====== Provided records

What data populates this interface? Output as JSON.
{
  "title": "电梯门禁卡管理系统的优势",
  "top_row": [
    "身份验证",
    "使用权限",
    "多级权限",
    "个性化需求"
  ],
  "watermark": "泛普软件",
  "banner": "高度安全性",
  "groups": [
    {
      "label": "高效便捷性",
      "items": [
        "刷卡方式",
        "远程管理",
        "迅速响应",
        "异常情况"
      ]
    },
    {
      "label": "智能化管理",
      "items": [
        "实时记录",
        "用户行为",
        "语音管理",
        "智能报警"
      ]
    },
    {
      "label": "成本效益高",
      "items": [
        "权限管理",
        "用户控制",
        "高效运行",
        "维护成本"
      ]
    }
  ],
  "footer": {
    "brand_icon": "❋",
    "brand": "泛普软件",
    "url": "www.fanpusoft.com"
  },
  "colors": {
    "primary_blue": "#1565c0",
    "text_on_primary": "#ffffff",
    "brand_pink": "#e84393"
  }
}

============

Task requirements
All of the data shown above must be copied exactly.

Solution below
What data populates this interface? Output as JSON.
{
  "title": "电梯门禁卡管理系统的优势",
  "top_row": [
    "身份验证",
    "使用权限",
    "多级权限",
    "个性化需求"
  ],
  "watermark": "泛普软件",
  "banner": "高度安全性",
  "groups": [
    {
      "label": "高效便捷性",
      "items": [
        "刷卡方式",
        "远程管理",
        "迅速响应",
        "异常情况"
      ]
    },
    {
      "label": "智能化管理",
      "items": [
        "实时记录",
        "用户行为",
        "语音管理",
        "智能报警"
      ]
    },
    {
      "label": "成本效益高",
      "items": [
        "权限管理",
        "用户控制",
        "高效运行",
        "维护成本"
      ]
    }
  ],
  "footer": {
    "brand_icon": "❋",
    "brand": "泛普软件",
    "url": "www.fanpusoft.com"
  },
  "colors": {
    "primary_blue": "#1565c0",
    "text_on_primary": "#ffffff",
    "brand_pink": "#e84393"
  }
}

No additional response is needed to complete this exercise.